(Extracted records)
○ ○ ○ ○

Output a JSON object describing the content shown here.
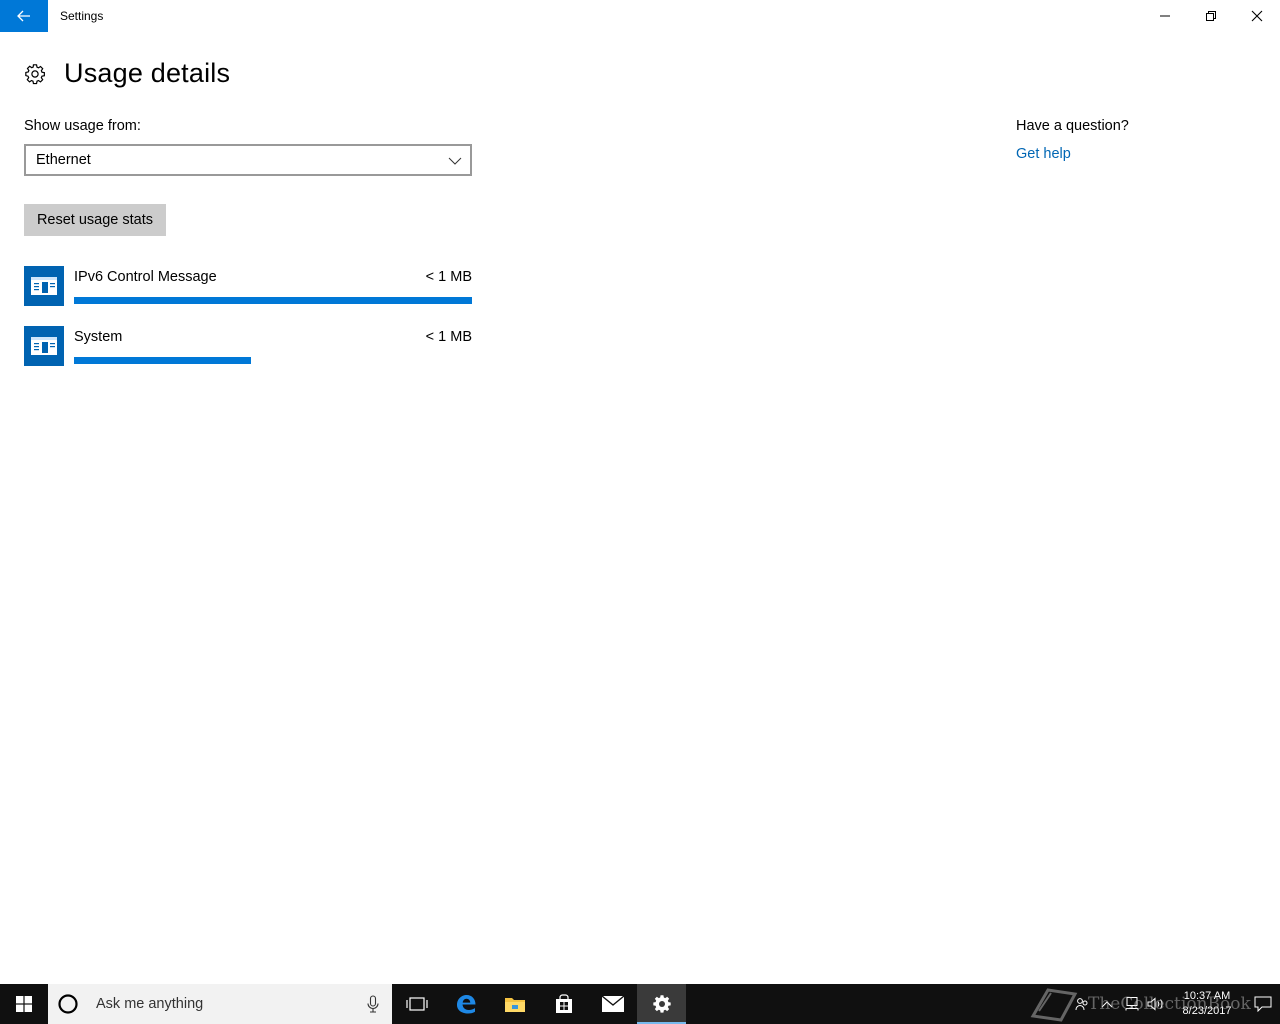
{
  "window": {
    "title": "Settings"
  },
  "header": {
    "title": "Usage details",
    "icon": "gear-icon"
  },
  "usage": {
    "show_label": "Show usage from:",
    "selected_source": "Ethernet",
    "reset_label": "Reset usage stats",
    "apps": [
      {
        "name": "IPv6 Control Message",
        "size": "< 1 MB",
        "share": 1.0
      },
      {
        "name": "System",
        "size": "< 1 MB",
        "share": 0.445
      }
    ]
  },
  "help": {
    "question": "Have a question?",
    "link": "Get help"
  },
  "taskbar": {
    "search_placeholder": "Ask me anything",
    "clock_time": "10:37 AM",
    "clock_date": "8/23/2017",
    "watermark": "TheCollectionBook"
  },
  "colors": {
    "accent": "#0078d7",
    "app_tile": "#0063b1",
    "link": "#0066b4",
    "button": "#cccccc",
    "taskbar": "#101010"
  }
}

○ ○ ○ ○

### Requirement
Transcribe the records above exactly, omitting every picture they contain.

### Answer to this problem
Output a JSON object describing the content shown here.
{
  "window": {
    "title": "Settings"
  },
  "header": {
    "title": "Usage details",
    "icon": "gear-icon"
  },
  "usage": {
    "show_label": "Show usage from:",
    "selected_source": "Ethernet",
    "reset_label": "Reset usage stats",
    "apps": [
      {
        "name": "IPv6 Control Message",
        "size": "< 1 MB",
        "share": 1.0
      },
      {
        "name": "System",
        "size": "< 1 MB",
        "share": 0.445
      }
    ]
  },
  "help": {
    "question": "Have a question?",
    "link": "Get help"
  },
  "taskbar": {
    "search_placeholder": "Ask me anything",
    "clock_time": "10:37 AM",
    "clock_date": "8/23/2017",
    "watermark": "TheCollectionBook"
  },
  "colors": {
    "accent": "#0078d7",
    "app_tile": "#0063b1",
    "link": "#0066b4",
    "button": "#cccccc",
    "taskbar": "#101010"
  }
}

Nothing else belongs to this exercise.